Exercise task — Which lines hold the word "ребенка"? Copy each of them.

Dataset entries
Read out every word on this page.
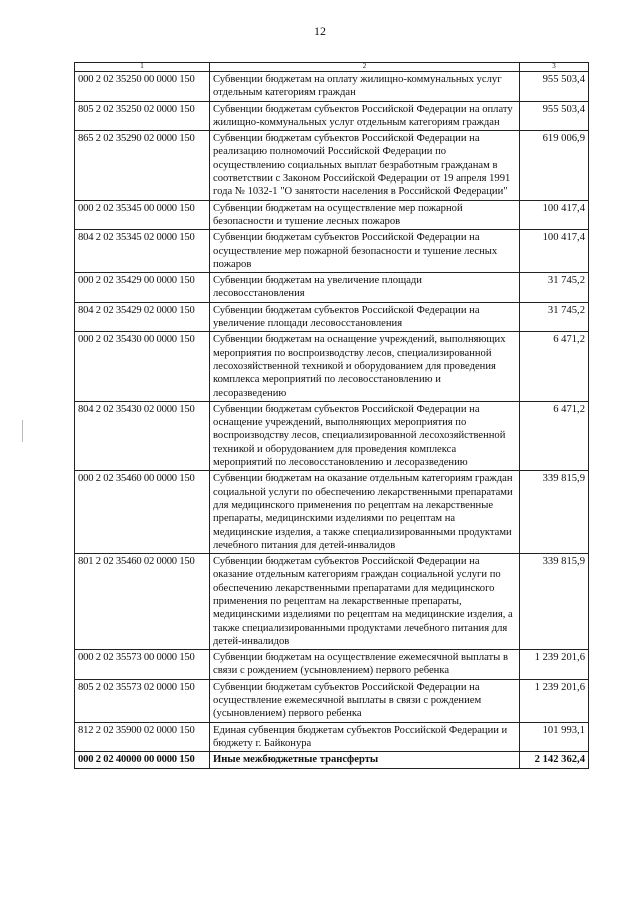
12
1	2	3
000 2 02 35250 00 0000 150	Субвенции бюджетам на оплату жилищно-коммунальных услуг отдельным категориям граждан	955 503,4
805 2 02 35250 02 0000 150	Субвенции бюджетам субъектов Российской Федерации на оплату жилищно-коммунальных услуг отдельным категориям граждан	955 503,4
865 2 02 35290 02 0000 150	Субвенции бюджетам субъектов Российской Федерации на реализацию полномочий Российской Федерации по осуществлению социальных выплат безработным гражданам в соответствии с Законом Российской Федерации от 19 апреля 1991 года № 1032-1 "О занятости населения в Российской Федерации"	619 006,9
000 2 02 35345 00 0000 150	Субвенции бюджетам на осуществление мер пожарной безопасности и тушение лесных пожаров	100 417,4
804 2 02 35345 02 0000 150	Субвенции бюджетам субъектов Российской Федерации на осуществление мер пожарной безопасности и тушение лесных пожаров	100 417,4
000 2 02 35429 00 0000 150	Субвенции бюджетам на увеличение площади лесовосстановления	31 745,2
804 2 02 35429 02 0000 150	Субвенции бюджетам субъектов Российской Федерации на увеличение площади лесовосстановления	31 745,2
000 2 02 35430 00 0000 150	Субвенции бюджетам на оснащение учреждений, выполняющих мероприятия по воспроизводству лесов, специализированной лесохозяйственной техникой и оборудованием для проведения комплекса мероприятий по лесовосстановлению и лесоразведению	6 471,2
804 2 02 35430 02 0000 150	Субвенции бюджетам субъектов Российской Федерации на оснащение учреждений, выполняющих мероприятия по воспроизводству лесов, специализированной лесохозяйственной техникой и оборудованием для проведения комплекса мероприятий по лесовосстановлению и лесоразведению	6 471,2
000 2 02 35460 00 0000 150	Субвенции бюджетам на оказание отдельным категориям граждан социальной услуги по обеспечению лекарственными препаратами для медицинского применения по рецептам на лекарственные препараты, медицинскими изделиями по рецептам на медицинские изделия, а также специализированными продуктами лечебного питания для детей-инвалидов	339 815,9
801 2 02 35460 02 0000 150	Субвенции бюджетам субъектов Российской Федерации на оказание отдельным категориям граждан социальной услуги по обеспечению лекарственными препаратами для медицинского применения по рецептам на лекарственные препараты, медицинскими изделиями по рецептам на медицинские изделия, а также специализированными продуктами лечебного питания для детей-инвалидов	339 815,9
000 2 02 35573 00 0000 150	Субвенции бюджетам на осуществление ежемесячной выплаты в связи с рождением (усыновлением) первого ребенка	1 239 201,6
805 2 02 35573 02 0000 150	Субвенции бюджетам субъектов Российской Федерации на осуществление ежемесячной выплаты в связи с рождением (усыновлением) первого ребенка	1 239 201,6
812 2 02 35900 02 0000 150	Единая субвенция бюджетам субъектов Российской Федерации и бюджету г. Байконура	101 993,1
000 2 02 40000 00 0000 150	Иные межбюджетные трансферты	2 142 362,4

Solution —
000 2 02 35573 00 0000 150	Субвенции бюджетам на осуществление ежемесячной выплаты в связи с рождением (усыновлением) первого ребенка	1 239 201,6
805 2 02 35573 02 0000 150	Субвенции бюджетам субъектов Российской Федерации на осуществление ежемесячной выплаты в связи с рождением (усыновлением) первого ребенка	1 239 201,6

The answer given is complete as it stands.